WHAT TO DO: Go through the entries one line at a time, and gather every line that has the word "name".

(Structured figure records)
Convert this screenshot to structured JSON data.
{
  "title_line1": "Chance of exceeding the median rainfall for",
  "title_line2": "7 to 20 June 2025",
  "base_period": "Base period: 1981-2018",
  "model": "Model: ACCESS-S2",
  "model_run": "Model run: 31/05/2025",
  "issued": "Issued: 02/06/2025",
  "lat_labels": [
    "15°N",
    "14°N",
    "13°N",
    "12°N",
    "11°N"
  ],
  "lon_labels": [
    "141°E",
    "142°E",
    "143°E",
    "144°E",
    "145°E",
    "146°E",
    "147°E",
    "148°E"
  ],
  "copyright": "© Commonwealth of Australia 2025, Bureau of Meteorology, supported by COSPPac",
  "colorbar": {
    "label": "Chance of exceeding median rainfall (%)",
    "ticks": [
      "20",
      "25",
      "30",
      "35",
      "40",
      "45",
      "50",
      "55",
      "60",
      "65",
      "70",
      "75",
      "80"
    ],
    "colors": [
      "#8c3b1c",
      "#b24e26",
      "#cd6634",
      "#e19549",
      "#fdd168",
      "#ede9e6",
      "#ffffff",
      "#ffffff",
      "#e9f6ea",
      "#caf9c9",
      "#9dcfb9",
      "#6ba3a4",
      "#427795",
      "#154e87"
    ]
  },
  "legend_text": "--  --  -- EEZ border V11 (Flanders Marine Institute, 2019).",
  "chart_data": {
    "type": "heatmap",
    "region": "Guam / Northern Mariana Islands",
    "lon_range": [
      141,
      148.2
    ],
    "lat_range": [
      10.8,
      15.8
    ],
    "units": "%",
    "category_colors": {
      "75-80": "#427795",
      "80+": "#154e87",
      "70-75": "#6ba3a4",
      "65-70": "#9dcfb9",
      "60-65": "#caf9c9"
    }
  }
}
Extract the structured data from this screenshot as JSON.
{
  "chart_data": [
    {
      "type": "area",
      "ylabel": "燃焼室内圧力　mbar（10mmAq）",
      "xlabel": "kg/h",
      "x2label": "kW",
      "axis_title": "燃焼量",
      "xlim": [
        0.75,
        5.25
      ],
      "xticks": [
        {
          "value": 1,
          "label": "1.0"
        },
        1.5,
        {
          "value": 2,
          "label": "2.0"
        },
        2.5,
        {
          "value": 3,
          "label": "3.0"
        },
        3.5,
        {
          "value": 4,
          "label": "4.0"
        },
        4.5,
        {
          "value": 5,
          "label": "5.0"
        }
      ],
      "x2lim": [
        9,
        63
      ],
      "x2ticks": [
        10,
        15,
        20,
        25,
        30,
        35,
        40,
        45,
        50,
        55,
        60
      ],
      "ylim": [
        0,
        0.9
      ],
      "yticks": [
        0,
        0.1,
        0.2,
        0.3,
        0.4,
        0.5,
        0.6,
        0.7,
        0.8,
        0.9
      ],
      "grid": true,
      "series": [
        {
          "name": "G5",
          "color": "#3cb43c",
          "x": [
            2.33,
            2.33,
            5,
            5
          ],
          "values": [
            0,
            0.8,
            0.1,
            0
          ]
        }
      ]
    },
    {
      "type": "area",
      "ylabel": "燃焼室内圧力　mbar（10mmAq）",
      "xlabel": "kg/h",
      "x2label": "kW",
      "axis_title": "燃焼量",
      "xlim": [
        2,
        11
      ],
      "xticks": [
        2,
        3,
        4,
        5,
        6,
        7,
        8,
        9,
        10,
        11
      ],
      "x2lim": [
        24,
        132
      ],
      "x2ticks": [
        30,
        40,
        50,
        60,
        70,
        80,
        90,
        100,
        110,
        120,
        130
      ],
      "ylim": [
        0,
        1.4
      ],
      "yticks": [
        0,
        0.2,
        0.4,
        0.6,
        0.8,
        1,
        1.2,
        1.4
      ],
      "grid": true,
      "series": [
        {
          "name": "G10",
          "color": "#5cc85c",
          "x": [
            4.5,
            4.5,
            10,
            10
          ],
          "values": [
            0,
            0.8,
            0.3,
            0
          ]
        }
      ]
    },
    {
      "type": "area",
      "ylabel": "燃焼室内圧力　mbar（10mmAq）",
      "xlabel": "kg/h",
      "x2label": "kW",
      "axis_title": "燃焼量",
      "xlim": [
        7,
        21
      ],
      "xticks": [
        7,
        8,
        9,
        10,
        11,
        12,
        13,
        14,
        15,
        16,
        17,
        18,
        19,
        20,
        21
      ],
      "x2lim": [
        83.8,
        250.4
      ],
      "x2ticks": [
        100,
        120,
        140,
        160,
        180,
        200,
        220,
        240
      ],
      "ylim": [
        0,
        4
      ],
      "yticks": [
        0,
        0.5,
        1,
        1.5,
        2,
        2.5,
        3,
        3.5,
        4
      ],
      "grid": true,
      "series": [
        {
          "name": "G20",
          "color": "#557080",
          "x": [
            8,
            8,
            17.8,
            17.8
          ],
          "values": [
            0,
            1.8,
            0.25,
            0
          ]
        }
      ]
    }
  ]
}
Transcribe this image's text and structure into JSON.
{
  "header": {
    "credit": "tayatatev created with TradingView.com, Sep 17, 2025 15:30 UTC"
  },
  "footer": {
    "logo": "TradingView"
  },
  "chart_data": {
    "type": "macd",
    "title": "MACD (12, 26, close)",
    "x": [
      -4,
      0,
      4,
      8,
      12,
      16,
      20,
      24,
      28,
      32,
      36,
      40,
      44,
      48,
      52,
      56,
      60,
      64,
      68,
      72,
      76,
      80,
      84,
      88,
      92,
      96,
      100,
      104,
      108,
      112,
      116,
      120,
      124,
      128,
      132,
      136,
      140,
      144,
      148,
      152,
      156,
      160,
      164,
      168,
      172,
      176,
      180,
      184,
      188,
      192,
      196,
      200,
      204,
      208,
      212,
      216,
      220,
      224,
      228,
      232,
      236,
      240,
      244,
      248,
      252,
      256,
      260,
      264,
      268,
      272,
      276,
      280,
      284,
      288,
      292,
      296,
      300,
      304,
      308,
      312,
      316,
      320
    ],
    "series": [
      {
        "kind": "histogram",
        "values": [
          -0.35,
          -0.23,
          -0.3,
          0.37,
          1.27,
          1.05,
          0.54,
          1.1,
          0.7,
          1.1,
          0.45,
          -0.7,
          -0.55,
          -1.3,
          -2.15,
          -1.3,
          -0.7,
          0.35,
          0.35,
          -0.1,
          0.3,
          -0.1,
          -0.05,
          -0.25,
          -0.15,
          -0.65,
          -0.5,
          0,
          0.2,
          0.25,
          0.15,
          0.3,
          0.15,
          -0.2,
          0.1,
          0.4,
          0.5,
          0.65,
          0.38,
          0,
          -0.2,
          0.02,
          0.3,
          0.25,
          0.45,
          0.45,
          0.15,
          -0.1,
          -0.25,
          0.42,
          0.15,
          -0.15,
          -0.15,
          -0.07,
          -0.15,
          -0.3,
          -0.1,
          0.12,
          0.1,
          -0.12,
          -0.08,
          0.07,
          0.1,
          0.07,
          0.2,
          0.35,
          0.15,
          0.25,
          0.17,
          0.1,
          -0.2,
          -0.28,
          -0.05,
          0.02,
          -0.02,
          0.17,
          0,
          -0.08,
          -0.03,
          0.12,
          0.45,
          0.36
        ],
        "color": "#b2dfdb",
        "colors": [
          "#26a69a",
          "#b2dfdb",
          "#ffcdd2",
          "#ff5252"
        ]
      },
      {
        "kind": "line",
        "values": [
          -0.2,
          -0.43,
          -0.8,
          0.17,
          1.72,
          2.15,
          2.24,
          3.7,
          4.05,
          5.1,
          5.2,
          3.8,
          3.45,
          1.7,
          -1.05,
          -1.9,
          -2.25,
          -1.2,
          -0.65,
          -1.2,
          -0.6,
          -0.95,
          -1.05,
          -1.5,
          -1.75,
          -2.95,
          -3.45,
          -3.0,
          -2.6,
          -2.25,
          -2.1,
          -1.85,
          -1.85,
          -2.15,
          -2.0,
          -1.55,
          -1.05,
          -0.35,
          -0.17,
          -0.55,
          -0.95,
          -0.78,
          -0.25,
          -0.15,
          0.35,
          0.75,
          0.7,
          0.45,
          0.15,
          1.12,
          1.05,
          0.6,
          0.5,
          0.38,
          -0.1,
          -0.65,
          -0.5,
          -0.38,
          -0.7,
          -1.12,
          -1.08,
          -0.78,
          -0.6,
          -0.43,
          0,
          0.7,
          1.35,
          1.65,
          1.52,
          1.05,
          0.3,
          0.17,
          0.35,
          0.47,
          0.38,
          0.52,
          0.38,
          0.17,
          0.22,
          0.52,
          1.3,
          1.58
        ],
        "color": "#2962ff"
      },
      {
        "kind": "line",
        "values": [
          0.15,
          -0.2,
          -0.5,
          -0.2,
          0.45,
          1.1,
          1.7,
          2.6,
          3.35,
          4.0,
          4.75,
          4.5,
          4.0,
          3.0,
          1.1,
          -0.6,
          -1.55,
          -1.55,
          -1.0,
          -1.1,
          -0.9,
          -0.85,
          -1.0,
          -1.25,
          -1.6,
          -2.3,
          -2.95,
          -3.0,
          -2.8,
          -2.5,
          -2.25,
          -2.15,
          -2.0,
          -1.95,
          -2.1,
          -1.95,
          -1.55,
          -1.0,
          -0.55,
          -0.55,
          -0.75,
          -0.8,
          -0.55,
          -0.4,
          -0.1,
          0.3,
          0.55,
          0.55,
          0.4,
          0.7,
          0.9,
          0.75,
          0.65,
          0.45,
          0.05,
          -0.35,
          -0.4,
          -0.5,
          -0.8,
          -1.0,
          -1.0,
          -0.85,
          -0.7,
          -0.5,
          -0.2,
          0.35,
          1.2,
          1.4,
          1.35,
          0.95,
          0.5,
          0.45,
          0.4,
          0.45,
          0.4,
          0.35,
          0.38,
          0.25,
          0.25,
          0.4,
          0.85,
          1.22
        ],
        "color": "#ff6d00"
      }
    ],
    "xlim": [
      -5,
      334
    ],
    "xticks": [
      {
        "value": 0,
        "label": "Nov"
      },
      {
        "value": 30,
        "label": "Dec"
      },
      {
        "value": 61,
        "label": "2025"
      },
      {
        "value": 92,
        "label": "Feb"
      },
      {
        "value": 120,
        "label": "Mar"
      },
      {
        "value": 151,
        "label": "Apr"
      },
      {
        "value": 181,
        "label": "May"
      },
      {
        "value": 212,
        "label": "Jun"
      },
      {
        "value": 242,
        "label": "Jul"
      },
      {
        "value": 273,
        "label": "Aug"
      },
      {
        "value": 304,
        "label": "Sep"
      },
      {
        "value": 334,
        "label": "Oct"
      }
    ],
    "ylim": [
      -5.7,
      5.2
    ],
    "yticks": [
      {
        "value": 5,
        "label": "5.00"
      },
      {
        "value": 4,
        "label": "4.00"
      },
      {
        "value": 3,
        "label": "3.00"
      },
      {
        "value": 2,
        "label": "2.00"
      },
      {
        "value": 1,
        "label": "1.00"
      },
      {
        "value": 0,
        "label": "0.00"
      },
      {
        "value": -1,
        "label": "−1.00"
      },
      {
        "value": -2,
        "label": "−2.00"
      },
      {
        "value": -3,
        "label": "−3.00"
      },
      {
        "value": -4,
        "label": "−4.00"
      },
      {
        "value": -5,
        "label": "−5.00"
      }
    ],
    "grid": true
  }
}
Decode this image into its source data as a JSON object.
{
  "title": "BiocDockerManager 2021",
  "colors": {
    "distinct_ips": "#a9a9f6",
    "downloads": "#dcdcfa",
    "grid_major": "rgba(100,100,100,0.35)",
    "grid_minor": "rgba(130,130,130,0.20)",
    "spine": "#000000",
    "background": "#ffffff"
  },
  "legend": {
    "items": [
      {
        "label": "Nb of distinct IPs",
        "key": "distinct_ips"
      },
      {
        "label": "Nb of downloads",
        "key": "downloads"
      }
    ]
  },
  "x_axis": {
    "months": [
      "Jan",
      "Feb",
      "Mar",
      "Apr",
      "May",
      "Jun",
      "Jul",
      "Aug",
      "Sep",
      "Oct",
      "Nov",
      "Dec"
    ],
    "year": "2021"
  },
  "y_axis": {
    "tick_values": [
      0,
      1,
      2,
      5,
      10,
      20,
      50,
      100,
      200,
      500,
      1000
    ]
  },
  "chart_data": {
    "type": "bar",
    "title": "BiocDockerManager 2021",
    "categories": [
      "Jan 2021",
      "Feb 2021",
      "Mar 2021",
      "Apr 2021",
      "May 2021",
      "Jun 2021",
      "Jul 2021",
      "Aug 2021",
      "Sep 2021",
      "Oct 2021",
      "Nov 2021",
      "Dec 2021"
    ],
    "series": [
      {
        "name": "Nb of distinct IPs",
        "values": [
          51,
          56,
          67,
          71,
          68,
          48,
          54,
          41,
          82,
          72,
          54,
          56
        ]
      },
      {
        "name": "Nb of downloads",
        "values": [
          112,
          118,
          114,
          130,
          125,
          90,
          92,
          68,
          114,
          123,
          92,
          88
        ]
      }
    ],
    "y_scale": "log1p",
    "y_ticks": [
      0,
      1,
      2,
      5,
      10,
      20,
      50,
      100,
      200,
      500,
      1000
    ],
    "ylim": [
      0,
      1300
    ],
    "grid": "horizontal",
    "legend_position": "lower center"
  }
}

EXERCISE SOLUTION:
          "name": "G5",
          "name": "G10",
          "name": "G20",
        "name": "Nb of distinct IPs",
        "name": "Nb of downloads",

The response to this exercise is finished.